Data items

═══

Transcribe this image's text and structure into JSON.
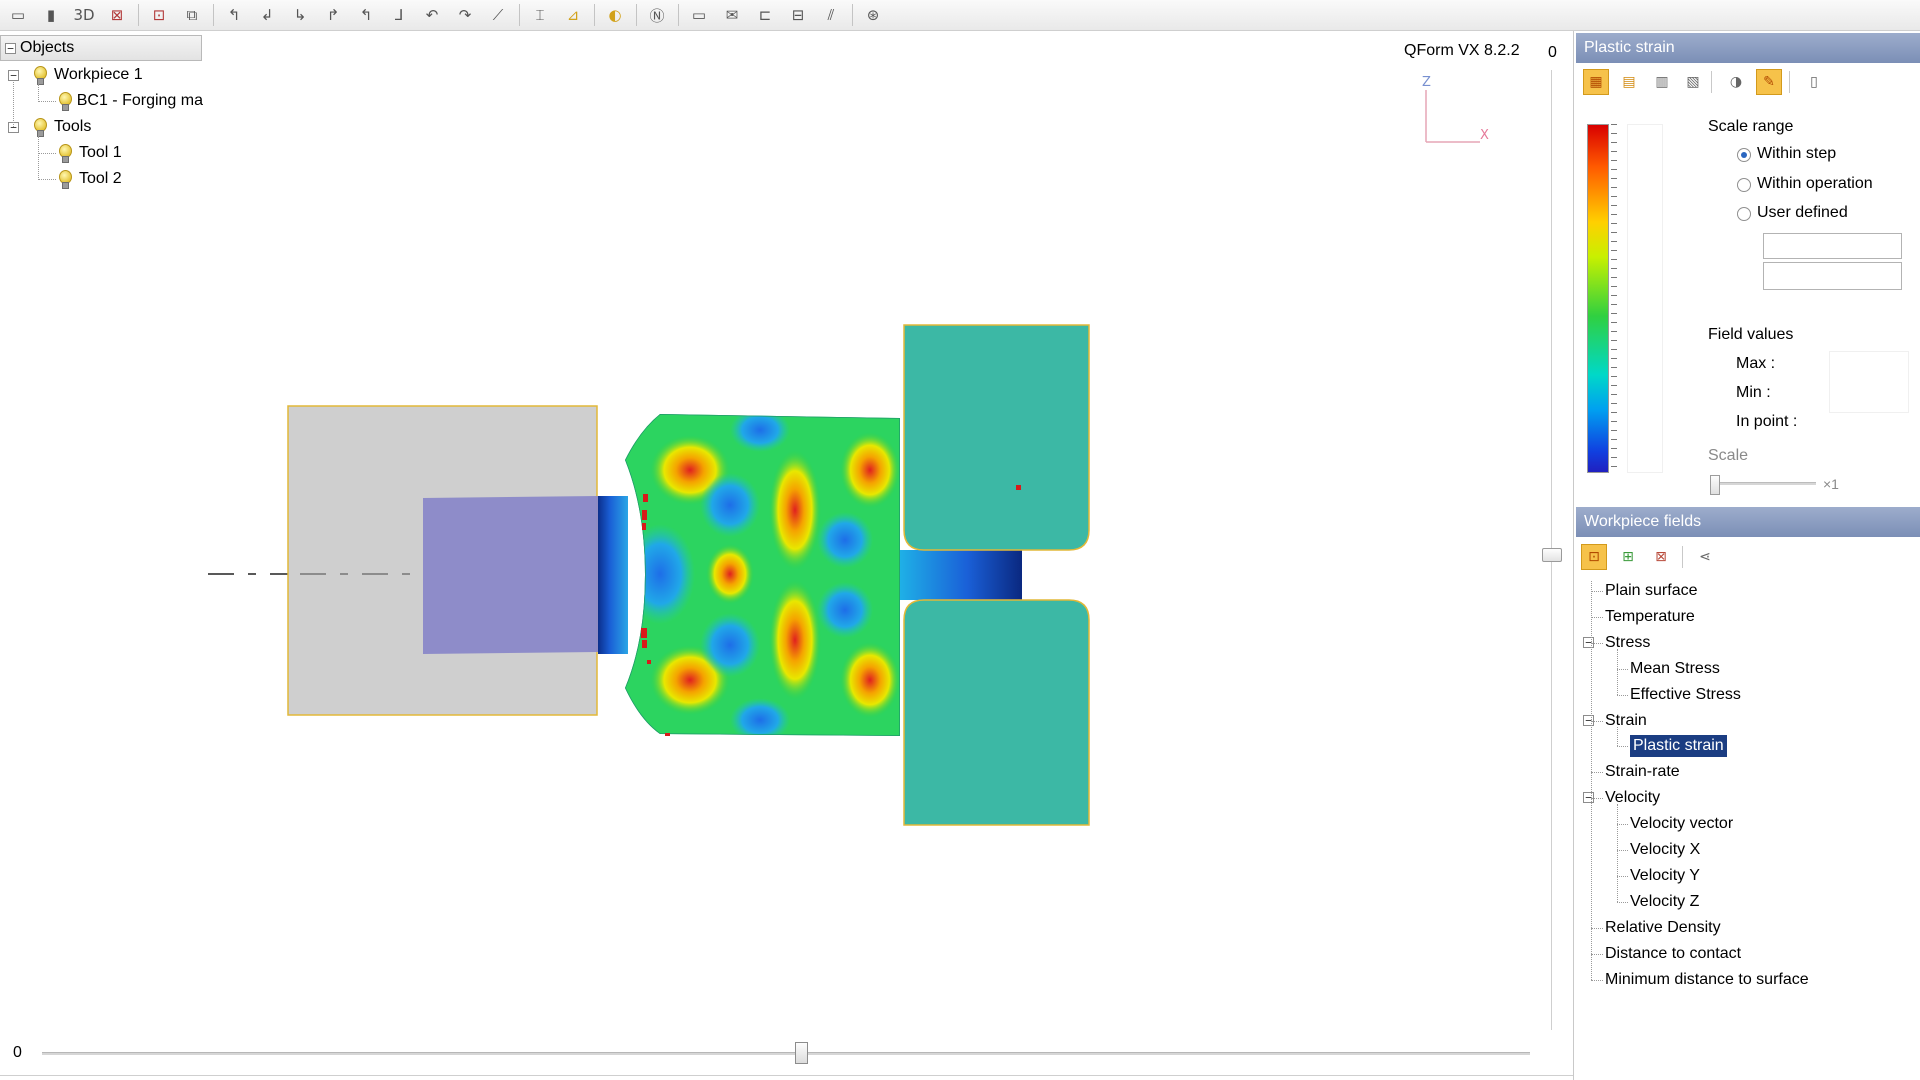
{
  "toolbar": {
    "icons": [
      {
        "name": "new-project-icon",
        "glyph": "▭"
      },
      {
        "name": "open-project-icon",
        "glyph": "▮"
      },
      {
        "name": "view-3d-icon",
        "glyph": "3D"
      },
      {
        "name": "tool-red-icon",
        "glyph": "⊠"
      },
      {
        "name": "workpiece-red-icon",
        "glyph": "⊡"
      },
      {
        "name": "export-icon",
        "glyph": "⧉"
      },
      {
        "name": "axis-x-icon",
        "glyph": "↰"
      },
      {
        "name": "axis-y-icon",
        "glyph": "↲"
      },
      {
        "name": "axis-z-icon",
        "glyph": "↳"
      },
      {
        "name": "axis-xy-icon",
        "glyph": "↱"
      },
      {
        "name": "axis-yz-icon",
        "glyph": "↰"
      },
      {
        "name": "axis-xz-icon",
        "glyph": "⅃"
      },
      {
        "name": "axis-rotate-icon",
        "glyph": "↶"
      },
      {
        "name": "axis-reset-icon",
        "glyph": "↷"
      },
      {
        "name": "ruler-icon",
        "glyph": "⟋"
      },
      {
        "name": "fit-icon",
        "glyph": "⌶"
      },
      {
        "name": "section-icon",
        "glyph": "⊿"
      },
      {
        "name": "shading-icon",
        "glyph": "◐"
      },
      {
        "name": "navigator-icon",
        "glyph": "Ⓝ"
      },
      {
        "name": "window-icon",
        "glyph": "▭"
      },
      {
        "name": "mail-icon",
        "glyph": "✉"
      },
      {
        "name": "frame-icon",
        "glyph": "⊏"
      },
      {
        "name": "film-icon",
        "glyph": "⊟"
      },
      {
        "name": "chart-icon",
        "glyph": "⫽"
      },
      {
        "name": "report-icon",
        "glyph": "⊛"
      }
    ]
  },
  "objects": {
    "header": "Objects",
    "items": [
      {
        "label": "Workpiece 1",
        "level": 0,
        "expander": "-"
      },
      {
        "label": "BC1 - Forging ma",
        "level": 1,
        "expander": ""
      },
      {
        "label": "Tools",
        "level": 0,
        "expander": "-"
      },
      {
        "label": "Tool 1",
        "level": 1,
        "expander": ""
      },
      {
        "label": "Tool 2",
        "level": 1,
        "expander": ""
      }
    ]
  },
  "viewport": {
    "version": "QForm VX 8.2.2",
    "step_counter": "0",
    "axis_z": "Z",
    "axis_x": "X",
    "time_value": "0",
    "time_position": 0.51
  },
  "plastic_strain_panel": {
    "title": "Plastic strain",
    "scale_range_label": "Scale range",
    "options": [
      {
        "label": "Within step",
        "checked": true
      },
      {
        "label": "Within operation",
        "checked": false
      },
      {
        "label": "User defined",
        "checked": false
      }
    ],
    "field_values_label": "Field values",
    "max_label": "Max :",
    "min_label": "Min :",
    "in_point_label": "In point :",
    "scale_label": "Scale",
    "scale_multiplier": "×1"
  },
  "workpiece_fields_panel": {
    "title": "Workpiece fields",
    "items": [
      {
        "label": "Plain surface",
        "level": 0
      },
      {
        "label": "Temperature",
        "level": 0
      },
      {
        "label": "Stress",
        "level": 0,
        "expander": "-"
      },
      {
        "label": "Mean Stress",
        "level": 1
      },
      {
        "label": "Effective Stress",
        "level": 1
      },
      {
        "label": "Strain",
        "level": 0,
        "expander": "-"
      },
      {
        "label": "Plastic strain",
        "level": 1,
        "selected": true
      },
      {
        "label": "Strain-rate",
        "level": 0
      },
      {
        "label": "Velocity",
        "level": 0,
        "expander": "-"
      },
      {
        "label": "Velocity vector",
        "level": 1
      },
      {
        "label": "Velocity X",
        "level": 1
      },
      {
        "label": "Velocity Y",
        "level": 1
      },
      {
        "label": "Velocity Z",
        "level": 1
      },
      {
        "label": "Relative Density",
        "level": 0
      },
      {
        "label": "Distance to contact",
        "level": 0
      },
      {
        "label": "Minimum distance to surface",
        "level": 0
      }
    ]
  },
  "colors": {
    "tool": "#3cb8a5",
    "container": "#cfcfcf",
    "punch": "#8a88c8",
    "panel_header": "#8a9bc0",
    "selection": "#1b3d82"
  }
}
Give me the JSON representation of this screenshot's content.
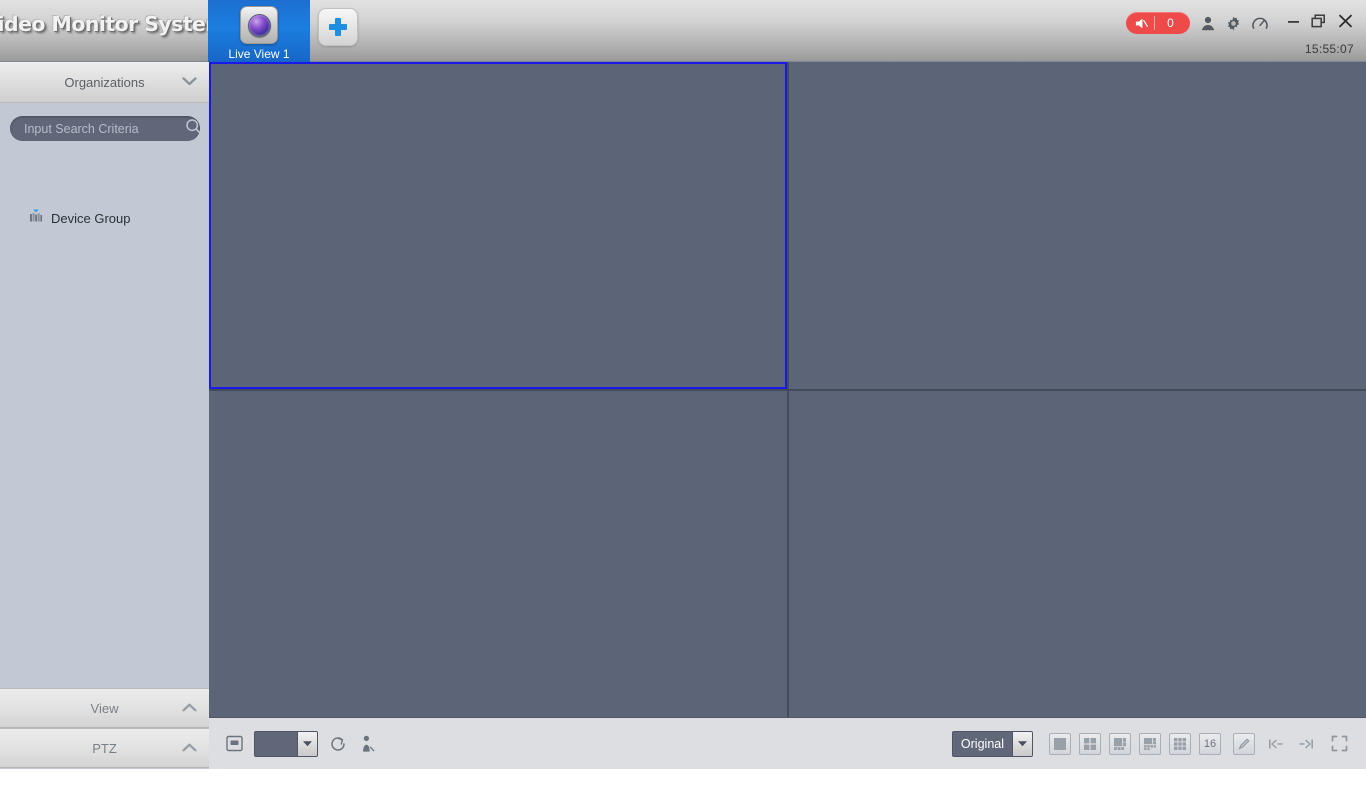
{
  "app": {
    "brand": "Video Monitor System",
    "clock": "15:55:07"
  },
  "titlebar": {
    "alarm_badge": {
      "icon": "speaker-mute-icon",
      "count": "0",
      "color": "#ee4a4a"
    },
    "icons": [
      {
        "name": "user-icon",
        "title": "User"
      },
      {
        "name": "gear-icon",
        "title": "Settings"
      },
      {
        "name": "gauge-icon",
        "title": "Performance"
      }
    ],
    "window_controls": [
      {
        "name": "minimize-button",
        "glyph": "minimize-icon"
      },
      {
        "name": "restore-button",
        "glyph": "restore-icon"
      },
      {
        "name": "close-button",
        "glyph": "close-icon"
      }
    ]
  },
  "tabs": [
    {
      "label": "Live View 1",
      "icon": "camera-lens-icon",
      "active": true
    }
  ],
  "add_tab": {
    "label": "+",
    "icon": "plus-icon"
  },
  "sidebar": {
    "header": {
      "title": "Organizations",
      "chevron": "chevron-down-icon"
    },
    "search": {
      "value": "",
      "placeholder": "Input Search Criteria",
      "icon": "search-icon"
    },
    "tree": [
      {
        "label": "Device Group",
        "icon": "device-group-icon"
      }
    ],
    "sections": [
      {
        "label": "View",
        "chevron": "chevron-up-icon"
      },
      {
        "label": "PTZ",
        "chevron": "chevron-up-icon"
      }
    ]
  },
  "stage": {
    "panes": [
      {
        "index": 1,
        "selected": true
      },
      {
        "index": 2,
        "selected": false
      },
      {
        "index": 3,
        "selected": false
      },
      {
        "index": 4,
        "selected": false
      }
    ],
    "pane_color": "#5c6477",
    "selection_color": "#1a1ae8"
  },
  "bottombar": {
    "left_tools": [
      {
        "name": "snapshot-button",
        "icon": "snapshot-icon"
      },
      {
        "name": "stream-select",
        "icon": "chevron-down-icon",
        "value": ""
      },
      {
        "name": "refresh-button",
        "icon": "refresh-loop-icon"
      },
      {
        "name": "patrol-button",
        "icon": "person-walk-icon"
      }
    ],
    "scale_select": {
      "value": "Original",
      "arrow": "chevron-down-icon"
    },
    "layout_buttons": [
      {
        "name": "layout-1",
        "label": "1"
      },
      {
        "name": "layout-4",
        "label": "4"
      },
      {
        "name": "layout-6",
        "label": "6"
      },
      {
        "name": "layout-8",
        "label": "8"
      },
      {
        "name": "layout-9",
        "label": "9"
      },
      {
        "name": "layout-16",
        "label": "16"
      }
    ],
    "edit_button": {
      "name": "edit-layout-button",
      "icon": "pencil-icon"
    },
    "nav": [
      {
        "name": "prev-page-button",
        "icon": "prev-page-icon"
      },
      {
        "name": "next-page-button",
        "icon": "next-page-icon"
      }
    ],
    "fullscreen_button": {
      "name": "fullscreen-button",
      "icon": "fullscreen-icon"
    }
  }
}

═══

THE REQUEST
Give the material again exactly as it is, but keep the pictures out.

RESULT OF THE EXERCISE
Transcribe this image's text and structure into JSON.
{
  "toolbar": {
    "icons": [
      {
        "name": "new-project-icon",
        "glyph": "▭"
      },
      {
        "name": "open-project-icon",
        "glyph": "▮"
      },
      {
        "name": "view-3d-icon",
        "glyph": "3D"
      },
      {
        "name": "tool-red-icon",
        "glyph": "⊠"
      },
      {
        "name": "workpiece-red-icon",
        "glyph": "⊡"
      },
      {
        "name": "export-icon",
        "glyph": "⧉"
      },
      {
        "name": "axis-x-icon",
        "glyph": "↰"
      },
      {
        "name": "axis-y-icon",
        "glyph": "↲"
      },
      {
        "name": "axis-z-icon",
        "glyph": "↳"
      },
      {
        "name": "axis-xy-icon",
        "glyph": "↱"
      },
      {
        "name": "axis-yz-icon",
        "glyph": "↰"
      },
      {
        "name": "axis-xz-icon",
        "glyph": "⅃"
      },
      {
        "name": "axis-rotate-icon",
        "glyph": "↶"
      },
      {
        "name": "axis-reset-icon",
        "glyph": "↷"
      },
      {
        "name": "ruler-icon",
        "glyph": "⟋"
      },
      {
        "name": "fit-icon",
        "glyph": "⌶"
      },
      {
        "name": "section-icon",
        "glyph": "⊿"
      },
      {
        "name": "shading-icon",
        "glyph": "◐"
      },
      {
        "name": "navigator-icon",
        "glyph": "Ⓝ"
      },
      {
        "name": "window-icon",
        "glyph": "▭"
      },
      {
        "name": "mail-icon",
        "glyph": "✉"
      },
      {
        "name": "frame-icon",
        "glyph": "⊏"
      },
      {
        "name": "film-icon",
        "glyph": "⊟"
      },
      {
        "name": "chart-icon",
        "glyph": "⫽"
      },
      {
        "name": "report-icon",
        "glyph": "⊛"
      }
    ]
  },
  "objects": {
    "header": "Objects",
    "items": [
      {
        "label": "Workpiece 1",
        "level": 0,
        "expander": "-"
      },
      {
        "label": "BC1 - Forging ma",
        "level": 1,
        "expander": ""
      },
      {
        "label": "Tools",
        "level": 0,
        "expander": "-"
      },
      {
        "label": "Tool 1",
        "level": 1,
        "expander": ""
      },
      {
        "label": "Tool 2",
        "level": 1,
        "expander": ""
      }
    ]
  },
  "viewport": {
    "version": "QForm VX 8.2.2",
    "step_counter": "0",
    "axis_z": "Z",
    "axis_x": "X",
    "time_value": "0",
    "time_position": 0.51
  },
  "plastic_strain_panel": {
    "title": "Plastic strain",
    "scale_range_label": "Scale range",
    "options": [
      {
        "label": "Within step",
        "checked": true
      },
      {
        "label": "Within operation",
        "checked": false
      },
      {
        "label": "User defined",
        "checked": false
      }
    ],
    "field_values_label": "Field values",
    "max_label": "Max :",
    "min_label": "Min :",
    "in_point_label": "In point :",
    "scale_label": "Scale",
    "scale_multiplier": "×1"
  },
  "workpiece_fields_panel": {
    "title": "Workpiece fields",
    "items": [
      {
        "label": "Plain surface",
        "level": 0
      },
      {
        "label": "Temperature",
        "level": 0
      },
      {
        "label": "Stress",
        "level": 0,
        "expander": "-"
      },
      {
        "label": "Mean Stress",
        "level": 1
      },
      {
        "label": "Effective Stress",
        "level": 1
      },
      {
        "label": "Strain",
        "level": 0,
        "expander": "-"
      },
      {
        "label": "Plastic strain",
        "level": 1,
        "selected": true
      },
      {
        "label": "Strain-rate",
        "level": 0
      },
      {
        "label": "Velocity",
        "level": 0,
        "expander": "-"
      },
      {
        "label": "Velocity vector",
        "level": 1
      },
      {
        "label": "Velocity X",
        "level": 1
      },
      {
        "label": "Velocity Y",
        "level": 1
      },
      {
        "label": "Velocity Z",
        "level": 1
      },
      {
        "label": "Relative Density",
        "level": 0
      },
      {
        "label": "Distance to contact",
        "level": 0
      },
      {
        "label": "Minimum distance to surface",
        "level": 0
      }
    ]
  },
  "colors": {
    "tool": "#3cb8a5",
    "container": "#cfcfcf",
    "punch": "#8a88c8",
    "panel_header": "#8a9bc0",
    "selection": "#1b3d82"
  }
}
Give me the JSON representation of this screenshot's content.
{
  "app": {
    "brand": "Video Monitor System",
    "clock": "15:55:07"
  },
  "titlebar": {
    "alarm_badge": {
      "icon": "speaker-mute-icon",
      "count": "0",
      "color": "#ee4a4a"
    },
    "icons": [
      {
        "name": "user-icon",
        "title": "User"
      },
      {
        "name": "gear-icon",
        "title": "Settings"
      },
      {
        "name": "gauge-icon",
        "title": "Performance"
      }
    ],
    "window_controls": [
      {
        "name": "minimize-button",
        "glyph": "minimize-icon"
      },
      {
        "name": "restore-button",
        "glyph": "restore-icon"
      },
      {
        "name": "close-button",
        "glyph": "close-icon"
      }
    ]
  },
  "tabs": [
    {
      "label": "Live View 1",
      "icon": "camera-lens-icon",
      "active": true
    }
  ],
  "add_tab": {
    "label": "+",
    "icon": "plus-icon"
  },
  "sidebar": {
    "header": {
      "title": "Organizations",
      "chevron": "chevron-down-icon"
    },
    "search": {
      "value": "",
      "placeholder": "Input Search Criteria",
      "icon": "search-icon"
    },
    "tree": [
      {
        "label": "Device Group",
        "icon": "device-group-icon"
      }
    ],
    "sections": [
      {
        "label": "View",
        "chevron": "chevron-up-icon"
      },
      {
        "label": "PTZ",
        "chevron": "chevron-up-icon"
      }
    ]
  },
  "stage": {
    "panes": [
      {
        "index": 1,
        "selected": true
      },
      {
        "index": 2,
        "selected": false
      },
      {
        "index": 3,
        "selected": false
      },
      {
        "index": 4,
        "selected": false
      }
    ],
    "pane_color": "#5c6477",
    "selection_color": "#1a1ae8"
  },
  "bottombar": {
    "left_tools": [
      {
        "name": "snapshot-button",
        "icon": "snapshot-icon"
      },
      {
        "name": "stream-select",
        "icon": "chevron-down-icon",
        "value": ""
      },
      {
        "name": "refresh-button",
        "icon": "refresh-loop-icon"
      },
      {
        "name": "patrol-button",
        "icon": "person-walk-icon"
      }
    ],
    "scale_select": {
      "value": "Original",
      "arrow": "chevron-down-icon"
    },
    "layout_buttons": [
      {
        "name": "layout-1",
        "label": "1"
      },
      {
        "name": "layout-4",
        "label": "4"
      },
      {
        "name": "layout-6",
        "label": "6"
      },
      {
        "name": "layout-8",
        "label": "8"
      },
      {
        "name": "layout-9",
        "label": "9"
      },
      {
        "name": "layout-16",
        "label": "16"
      }
    ],
    "edit_button": {
      "name": "edit-layout-button",
      "icon": "pencil-icon"
    },
    "nav": [
      {
        "name": "prev-page-button",
        "icon": "prev-page-icon"
      },
      {
        "name": "next-page-button",
        "icon": "next-page-icon"
      }
    ],
    "fullscreen_button": {
      "name": "fullscreen-button",
      "icon": "fullscreen-icon"
    }
  }
}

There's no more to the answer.